>> START Data listing

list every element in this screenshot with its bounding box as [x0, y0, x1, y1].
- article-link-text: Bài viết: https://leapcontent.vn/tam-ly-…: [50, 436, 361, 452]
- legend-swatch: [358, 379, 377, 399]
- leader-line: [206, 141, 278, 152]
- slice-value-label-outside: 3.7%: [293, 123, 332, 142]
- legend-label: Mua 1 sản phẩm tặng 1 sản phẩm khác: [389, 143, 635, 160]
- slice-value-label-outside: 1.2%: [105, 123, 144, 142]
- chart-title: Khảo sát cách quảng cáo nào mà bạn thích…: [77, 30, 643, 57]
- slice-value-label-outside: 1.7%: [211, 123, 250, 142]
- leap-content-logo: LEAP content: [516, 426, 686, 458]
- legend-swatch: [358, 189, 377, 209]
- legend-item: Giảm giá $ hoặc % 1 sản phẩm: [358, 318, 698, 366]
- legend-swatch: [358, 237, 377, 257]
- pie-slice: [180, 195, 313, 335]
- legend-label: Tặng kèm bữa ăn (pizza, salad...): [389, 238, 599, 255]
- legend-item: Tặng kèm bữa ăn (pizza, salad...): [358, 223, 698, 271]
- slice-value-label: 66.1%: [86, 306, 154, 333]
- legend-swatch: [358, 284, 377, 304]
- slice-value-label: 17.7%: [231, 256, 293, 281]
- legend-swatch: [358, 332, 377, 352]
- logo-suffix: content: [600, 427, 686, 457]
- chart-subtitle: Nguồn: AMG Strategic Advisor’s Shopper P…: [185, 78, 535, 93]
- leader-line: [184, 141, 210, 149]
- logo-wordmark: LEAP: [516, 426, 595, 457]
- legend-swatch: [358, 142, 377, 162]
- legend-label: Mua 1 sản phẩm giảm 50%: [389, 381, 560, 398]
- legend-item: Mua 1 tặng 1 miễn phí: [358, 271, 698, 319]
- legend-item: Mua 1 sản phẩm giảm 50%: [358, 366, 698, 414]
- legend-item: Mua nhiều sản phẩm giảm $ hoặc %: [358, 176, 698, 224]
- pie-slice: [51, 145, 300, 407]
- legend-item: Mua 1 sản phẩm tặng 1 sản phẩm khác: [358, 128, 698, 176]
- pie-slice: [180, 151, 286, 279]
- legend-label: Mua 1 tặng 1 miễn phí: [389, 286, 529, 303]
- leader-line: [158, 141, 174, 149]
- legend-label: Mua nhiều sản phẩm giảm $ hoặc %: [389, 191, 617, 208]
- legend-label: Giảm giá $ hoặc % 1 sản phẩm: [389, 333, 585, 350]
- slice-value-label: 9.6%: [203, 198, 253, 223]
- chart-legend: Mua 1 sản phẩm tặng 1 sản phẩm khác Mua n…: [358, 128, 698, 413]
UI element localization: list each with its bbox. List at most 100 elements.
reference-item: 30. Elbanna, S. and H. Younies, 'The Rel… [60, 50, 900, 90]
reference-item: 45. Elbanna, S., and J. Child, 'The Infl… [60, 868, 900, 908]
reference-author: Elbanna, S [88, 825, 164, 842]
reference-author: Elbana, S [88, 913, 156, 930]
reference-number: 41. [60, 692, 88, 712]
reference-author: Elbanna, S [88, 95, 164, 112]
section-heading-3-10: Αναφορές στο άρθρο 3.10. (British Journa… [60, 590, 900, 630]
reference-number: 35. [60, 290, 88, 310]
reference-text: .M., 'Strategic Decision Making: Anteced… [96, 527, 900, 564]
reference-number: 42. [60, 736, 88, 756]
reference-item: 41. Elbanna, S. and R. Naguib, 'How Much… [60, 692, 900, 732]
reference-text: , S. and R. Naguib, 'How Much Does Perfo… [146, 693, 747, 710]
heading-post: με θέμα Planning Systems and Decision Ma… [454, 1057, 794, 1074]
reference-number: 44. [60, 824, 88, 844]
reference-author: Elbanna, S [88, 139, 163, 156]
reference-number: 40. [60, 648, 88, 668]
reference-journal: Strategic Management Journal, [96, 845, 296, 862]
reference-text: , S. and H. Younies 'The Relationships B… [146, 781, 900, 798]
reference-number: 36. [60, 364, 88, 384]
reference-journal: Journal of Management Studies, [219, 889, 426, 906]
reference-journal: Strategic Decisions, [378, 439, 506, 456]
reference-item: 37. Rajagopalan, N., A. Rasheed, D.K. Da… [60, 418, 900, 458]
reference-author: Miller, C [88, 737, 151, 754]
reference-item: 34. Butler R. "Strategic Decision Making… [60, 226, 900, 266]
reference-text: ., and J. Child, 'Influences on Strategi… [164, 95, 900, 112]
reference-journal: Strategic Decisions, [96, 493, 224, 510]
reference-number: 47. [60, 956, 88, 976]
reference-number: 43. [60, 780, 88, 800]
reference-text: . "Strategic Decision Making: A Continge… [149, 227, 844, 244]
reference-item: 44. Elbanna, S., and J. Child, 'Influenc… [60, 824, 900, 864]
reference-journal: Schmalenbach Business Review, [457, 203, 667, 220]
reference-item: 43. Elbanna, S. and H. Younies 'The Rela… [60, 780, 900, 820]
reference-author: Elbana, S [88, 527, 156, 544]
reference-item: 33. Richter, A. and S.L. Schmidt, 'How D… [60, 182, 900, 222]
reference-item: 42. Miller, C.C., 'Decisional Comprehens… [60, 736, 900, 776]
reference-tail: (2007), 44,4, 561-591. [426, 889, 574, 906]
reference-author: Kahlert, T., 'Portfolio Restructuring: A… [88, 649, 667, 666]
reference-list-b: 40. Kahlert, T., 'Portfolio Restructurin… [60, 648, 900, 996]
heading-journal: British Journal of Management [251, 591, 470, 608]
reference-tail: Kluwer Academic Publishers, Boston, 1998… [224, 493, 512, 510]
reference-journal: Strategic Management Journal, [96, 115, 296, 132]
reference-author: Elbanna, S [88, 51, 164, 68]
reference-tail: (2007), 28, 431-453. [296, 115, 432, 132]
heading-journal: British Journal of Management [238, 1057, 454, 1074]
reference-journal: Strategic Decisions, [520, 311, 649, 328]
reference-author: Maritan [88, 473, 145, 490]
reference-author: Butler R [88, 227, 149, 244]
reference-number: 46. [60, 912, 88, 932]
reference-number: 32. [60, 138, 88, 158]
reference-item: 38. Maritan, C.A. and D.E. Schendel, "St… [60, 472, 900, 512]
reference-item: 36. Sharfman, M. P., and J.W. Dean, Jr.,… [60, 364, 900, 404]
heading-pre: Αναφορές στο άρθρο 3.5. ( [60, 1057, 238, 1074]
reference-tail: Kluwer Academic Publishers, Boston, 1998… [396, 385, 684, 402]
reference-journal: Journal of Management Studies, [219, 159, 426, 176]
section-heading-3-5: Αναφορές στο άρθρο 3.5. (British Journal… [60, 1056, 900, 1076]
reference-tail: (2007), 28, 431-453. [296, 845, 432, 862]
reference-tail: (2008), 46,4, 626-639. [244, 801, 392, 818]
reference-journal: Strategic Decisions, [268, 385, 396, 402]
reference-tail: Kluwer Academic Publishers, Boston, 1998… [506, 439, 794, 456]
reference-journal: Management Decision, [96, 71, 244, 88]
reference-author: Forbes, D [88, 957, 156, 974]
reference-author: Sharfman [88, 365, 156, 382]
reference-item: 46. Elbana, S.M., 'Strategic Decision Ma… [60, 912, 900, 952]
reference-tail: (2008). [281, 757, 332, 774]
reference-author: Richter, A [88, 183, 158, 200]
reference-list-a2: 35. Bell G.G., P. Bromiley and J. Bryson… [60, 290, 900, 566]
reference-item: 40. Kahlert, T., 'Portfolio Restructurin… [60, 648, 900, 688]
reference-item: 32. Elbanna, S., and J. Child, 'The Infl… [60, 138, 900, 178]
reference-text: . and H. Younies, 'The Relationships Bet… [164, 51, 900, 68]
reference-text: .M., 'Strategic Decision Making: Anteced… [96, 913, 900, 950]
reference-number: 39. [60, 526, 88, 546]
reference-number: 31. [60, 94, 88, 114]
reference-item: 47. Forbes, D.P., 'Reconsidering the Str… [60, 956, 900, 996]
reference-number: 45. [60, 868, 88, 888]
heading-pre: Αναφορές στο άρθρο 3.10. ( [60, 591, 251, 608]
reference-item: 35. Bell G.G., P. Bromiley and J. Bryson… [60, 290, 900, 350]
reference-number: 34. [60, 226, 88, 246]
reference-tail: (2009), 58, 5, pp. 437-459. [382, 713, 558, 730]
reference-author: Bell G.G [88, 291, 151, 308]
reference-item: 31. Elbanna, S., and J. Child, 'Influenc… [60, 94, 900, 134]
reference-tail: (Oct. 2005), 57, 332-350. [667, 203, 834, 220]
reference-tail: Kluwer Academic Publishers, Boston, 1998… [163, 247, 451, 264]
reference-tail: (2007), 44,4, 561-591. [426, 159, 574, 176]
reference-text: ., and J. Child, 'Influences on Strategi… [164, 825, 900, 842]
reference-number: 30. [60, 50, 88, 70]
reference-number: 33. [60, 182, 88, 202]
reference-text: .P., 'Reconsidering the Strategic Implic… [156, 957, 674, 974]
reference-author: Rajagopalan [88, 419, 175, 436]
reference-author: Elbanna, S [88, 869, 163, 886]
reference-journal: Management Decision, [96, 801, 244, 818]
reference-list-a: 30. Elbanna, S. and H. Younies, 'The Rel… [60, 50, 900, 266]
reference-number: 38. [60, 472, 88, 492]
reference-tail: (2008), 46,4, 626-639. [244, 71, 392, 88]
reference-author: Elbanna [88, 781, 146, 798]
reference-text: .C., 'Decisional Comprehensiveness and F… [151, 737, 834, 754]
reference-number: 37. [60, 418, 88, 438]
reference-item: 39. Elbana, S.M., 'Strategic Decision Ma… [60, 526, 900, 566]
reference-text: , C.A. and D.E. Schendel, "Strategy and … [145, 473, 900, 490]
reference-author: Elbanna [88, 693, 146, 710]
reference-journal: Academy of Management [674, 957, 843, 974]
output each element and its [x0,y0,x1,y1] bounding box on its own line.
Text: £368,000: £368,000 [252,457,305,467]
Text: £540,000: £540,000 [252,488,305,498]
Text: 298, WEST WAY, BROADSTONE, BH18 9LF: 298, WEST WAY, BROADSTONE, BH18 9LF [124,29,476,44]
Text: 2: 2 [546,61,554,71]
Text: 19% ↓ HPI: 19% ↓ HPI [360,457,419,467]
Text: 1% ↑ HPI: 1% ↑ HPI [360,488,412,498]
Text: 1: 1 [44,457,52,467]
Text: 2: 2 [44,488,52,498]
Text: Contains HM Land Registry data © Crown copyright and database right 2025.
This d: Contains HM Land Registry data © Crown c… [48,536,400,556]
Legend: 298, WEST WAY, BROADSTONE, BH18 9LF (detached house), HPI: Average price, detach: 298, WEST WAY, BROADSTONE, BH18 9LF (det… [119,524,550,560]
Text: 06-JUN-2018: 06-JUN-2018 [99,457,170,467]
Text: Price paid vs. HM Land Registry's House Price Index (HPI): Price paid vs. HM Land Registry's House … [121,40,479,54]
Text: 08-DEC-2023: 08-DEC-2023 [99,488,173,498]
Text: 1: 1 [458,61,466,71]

>> END Data listing

#### [Set problem]
Convert the lines from the first line of the records through the line containing "- legend-label: Tặng", both included, into a Markdown table with the columns Row and Line. Number each row and omit blank lines.

#### [Exercise solution]
| Row | Line |
|---|---|
| 1 | list every element in this screenshot with its bounding box as [x0, y0, x1, y1]. |
| 2 | - article-link-text: Bài viết: https://leapcontent.vn/tam-ly-…: [50, 436, 361, 452] |
| 3 | - legend-swatch: [358, 379, 377, 399] |
| 4 | - leader-line: [206, 141, 278, 152] |
| 5 | - slice-value-label-outside: 3.7%: [293, 123, 332, 142] |
| 6 | - legend-label: Mua 1 sản phẩm tặng 1 sản phẩm khác: [389, 143, 635, 160] |
| 7 | - slice-value-label-outside: 1.2%: [105, 123, 144, 142] |
| 8 | - chart-title: Khảo sát cách quảng cáo nào mà bạn thích…: [77, 30, 643, 57] |
| 9 | - slice-value-label-outside: 1.7%: [211, 123, 250, 142] |
| 10 | - leap-content-logo: LEAP content: [516, 426, 686, 458] |
| 11 | - legend-swatch: [358, 189, 377, 209] |
| 12 | - legend-item: Giảm giá $ hoặc % 1 sản phẩm: [358, 318, 698, 366] |
| 13 | - legend-swatch: [358, 237, 377, 257] |
| 14 | - pie-slice: [180, 195, 313, 335] |
| 15 | - legend-label: Tặng kèm bữa ăn (pizza, salad...): [389, 238, 599, 255] |